**The problem**
Exactly repeat the material, dropping every picture from the copy.

* start *

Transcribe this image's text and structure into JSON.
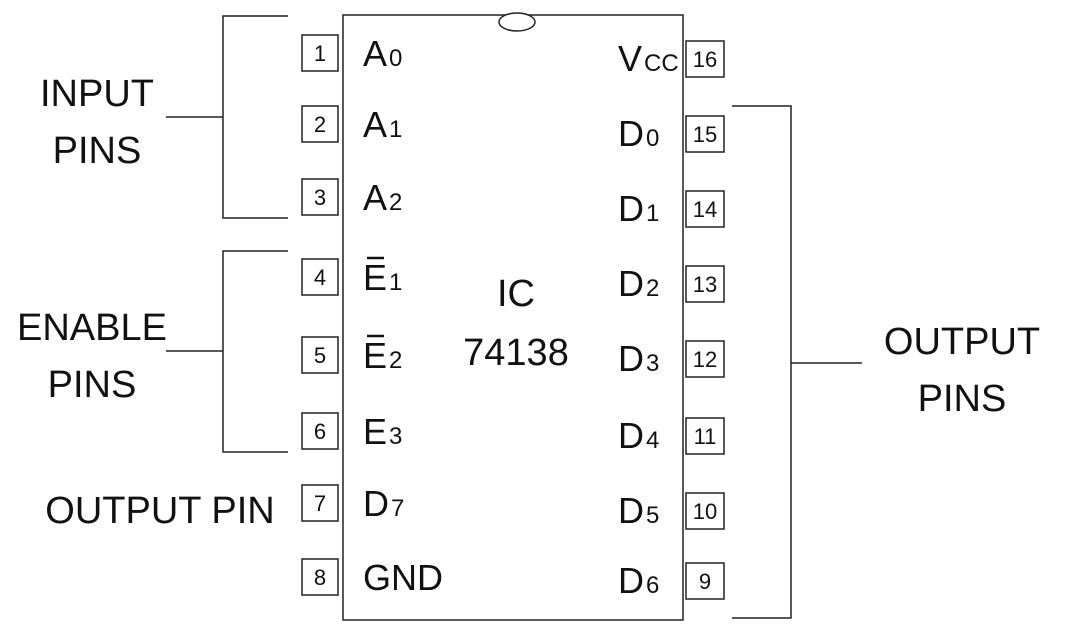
{
  "ic": {
    "name_line1": "IC",
    "name_line2": "74138"
  },
  "left_pins": [
    {
      "num": "1",
      "name": "A",
      "sub": "0",
      "bar": false
    },
    {
      "num": "2",
      "name": "A",
      "sub": "1",
      "bar": false
    },
    {
      "num": "3",
      "name": "A",
      "sub": "2",
      "bar": false
    },
    {
      "num": "4",
      "name": "E",
      "sub": "1",
      "bar": true
    },
    {
      "num": "5",
      "name": "E",
      "sub": "2",
      "bar": true
    },
    {
      "num": "6",
      "name": "E",
      "sub": "3",
      "bar": false
    },
    {
      "num": "7",
      "name": "D",
      "sub": "7",
      "bar": false
    },
    {
      "num": "8",
      "name": "GND",
      "sub": "",
      "bar": false
    }
  ],
  "right_pins": [
    {
      "num": "16",
      "name": "V",
      "sub": "CC"
    },
    {
      "num": "15",
      "name": "D",
      "sub": "0"
    },
    {
      "num": "14",
      "name": "D",
      "sub": "1"
    },
    {
      "num": "13",
      "name": "D",
      "sub": "2"
    },
    {
      "num": "12",
      "name": "D",
      "sub": "3"
    },
    {
      "num": "11",
      "name": "D",
      "sub": "4"
    },
    {
      "num": "10",
      "name": "D",
      "sub": "5"
    },
    {
      "num": "9",
      "name": "D",
      "sub": "6"
    }
  ],
  "groups": {
    "input": [
      "INPUT",
      "PINS"
    ],
    "enable": [
      "ENABLE",
      "PINS"
    ],
    "output_single": "OUTPUT PIN",
    "output": [
      "OUTPUT",
      "PINS"
    ]
  }
}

* end *

**In response**
Transcribe this image's text and structure into JSON.
{
  "ic": {
    "name_line1": "IC",
    "name_line2": "74138"
  },
  "left_pins": [
    {
      "num": "1",
      "name": "A",
      "sub": "0",
      "bar": false
    },
    {
      "num": "2",
      "name": "A",
      "sub": "1",
      "bar": false
    },
    {
      "num": "3",
      "name": "A",
      "sub": "2",
      "bar": false
    },
    {
      "num": "4",
      "name": "E",
      "sub": "1",
      "bar": true
    },
    {
      "num": "5",
      "name": "E",
      "sub": "2",
      "bar": true
    },
    {
      "num": "6",
      "name": "E",
      "sub": "3",
      "bar": false
    },
    {
      "num": "7",
      "name": "D",
      "sub": "7",
      "bar": false
    },
    {
      "num": "8",
      "name": "GND",
      "sub": "",
      "bar": false
    }
  ],
  "right_pins": [
    {
      "num": "16",
      "name": "V",
      "sub": "CC"
    },
    {
      "num": "15",
      "name": "D",
      "sub": "0"
    },
    {
      "num": "14",
      "name": "D",
      "sub": "1"
    },
    {
      "num": "13",
      "name": "D",
      "sub": "2"
    },
    {
      "num": "12",
      "name": "D",
      "sub": "3"
    },
    {
      "num": "11",
      "name": "D",
      "sub": "4"
    },
    {
      "num": "10",
      "name": "D",
      "sub": "5"
    },
    {
      "num": "9",
      "name": "D",
      "sub": "6"
    }
  ],
  "groups": {
    "input": [
      "INPUT",
      "PINS"
    ],
    "enable": [
      "ENABLE",
      "PINS"
    ],
    "output_single": "OUTPUT PIN",
    "output": [
      "OUTPUT",
      "PINS"
    ]
  }
}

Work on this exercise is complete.